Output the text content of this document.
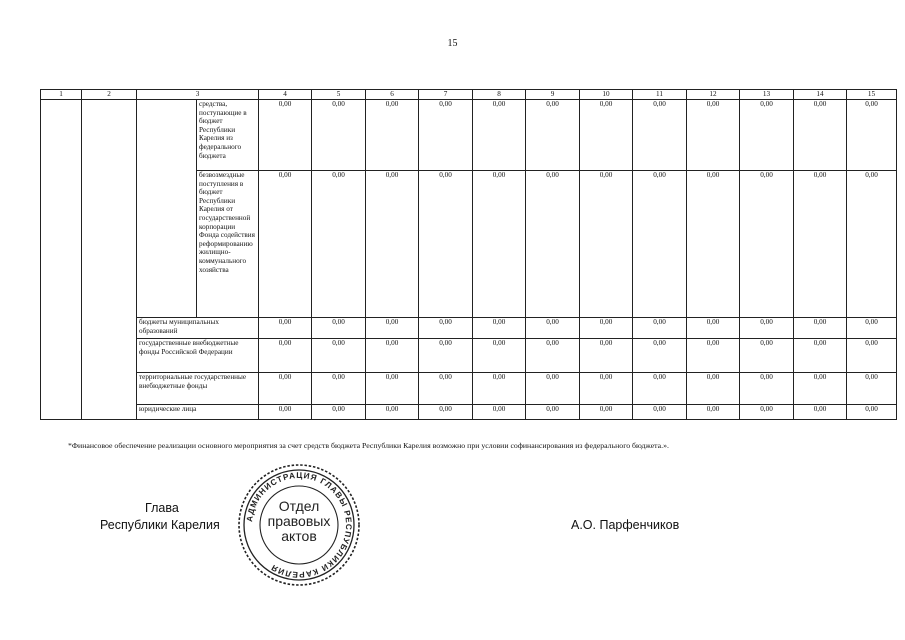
15
1	2	3		4	5	6	7	8	9	10	11	12	13	14	15
			средства, поступающие в бюджет Республики Карелия из федерального бюджета	0,00	0,00	0,00	0,00	0,00	0,00	0,00	0,00	0,00	0,00	0,00	0,00
			безвозмездные поступления в бюджет Республики Карелия от государственной корпорации Фонда содействия реформированию жилищно-коммунального хозяйства	0,00	0,00	0,00	0,00	0,00	0,00	0,00	0,00	0,00	0,00	0,00	0,00
		бюджеты муниципальных образований		0,00	0,00	0,00	0,00	0,00	0,00	0,00	0,00	0,00	0,00	0,00	0,00
		государственные внебюджетные фонды Российской Федерации		0,00	0,00	0,00	0,00	0,00	0,00	0,00	0,00	0,00	0,00	0,00	0,00
		территориальные государственные внебюджетные фонды		0,00	0,00	0,00	0,00	0,00	0,00	0,00	0,00	0,00	0,00	0,00	0,00
		юридические лица		0,00	0,00	0,00	0,00	0,00	0,00	0,00	0,00	0,00	0,00	0,00	0,00
*Финансовое обеспечение реализации основного мероприятия за счет средств бюджета Республики Карелия возможно при условии софинансирования из федерального бюджета.».
Глава
Республики Карелия	А.О. Парфенчиков
АДМИНИСТРАЦИЯ ГЛАВЫ РЕСПУБЛИКИ КАРЕЛИЯ
Отдел
правовых
актов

· · · ·

#### TASK BRIEF:
Pull out all lines from the entries above in which the word "фонды" appears.

#### OUTPUT:
		государственные внебюджетные фонды Российской Федерации		0,00	0,00	0,00	0,00	0,00	0,00	0,00	0,00	0,00	0,00	0,00	0,00
		территориальные государственные внебюджетные фонды		0,00	0,00	0,00	0,00	0,00	0,00	0,00	0,00	0,00	0,00	0,00	0,00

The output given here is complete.